- [EXERCISE REQUIREMENTS]:
Write each line exactly as it stands, from the line containing "Read out every word on this page." through the end of the data.
****************
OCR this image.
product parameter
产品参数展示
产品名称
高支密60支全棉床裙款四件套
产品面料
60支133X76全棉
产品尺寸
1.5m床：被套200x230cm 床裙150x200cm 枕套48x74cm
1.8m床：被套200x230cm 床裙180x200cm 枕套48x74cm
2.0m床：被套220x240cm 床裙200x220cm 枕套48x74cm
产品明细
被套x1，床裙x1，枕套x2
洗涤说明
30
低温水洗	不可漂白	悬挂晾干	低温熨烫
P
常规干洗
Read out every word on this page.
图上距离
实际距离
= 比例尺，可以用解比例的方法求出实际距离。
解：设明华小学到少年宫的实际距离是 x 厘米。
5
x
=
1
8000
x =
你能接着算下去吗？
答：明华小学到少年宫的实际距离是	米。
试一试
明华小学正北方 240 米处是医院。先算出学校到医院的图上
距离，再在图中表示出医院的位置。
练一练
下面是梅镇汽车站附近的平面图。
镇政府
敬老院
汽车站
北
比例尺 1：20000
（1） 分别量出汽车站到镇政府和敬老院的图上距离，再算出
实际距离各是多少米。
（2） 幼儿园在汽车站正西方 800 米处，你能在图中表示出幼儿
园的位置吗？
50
****************
- [RESULT]:
Read out every word on this page.
图上距离
实际距离
= 比例尺，可以用解比例的方法求出实际距离。
解：设明华小学到少年宫的实际距离是 x 厘米。
5
x
=
1
8000
x =
你能接着算下去吗？
答：明华小学到少年宫的实际距离是	米。
试一试
明华小学正北方 240 米处是医院。先算出学校到医院的图上
距离，再在图中表示出医院的位置。
练一练
下面是梅镇汽车站附近的平面图。
镇政府
敬老院
汽车站
北
比例尺 1：20000
（1） 分别量出汽车站到镇政府和敬老院的图上距离，再算出
实际距离各是多少米。
（2） 幼儿园在汽车站正西方 800 米处，你能在图中表示出幼儿
园的位置吗？
50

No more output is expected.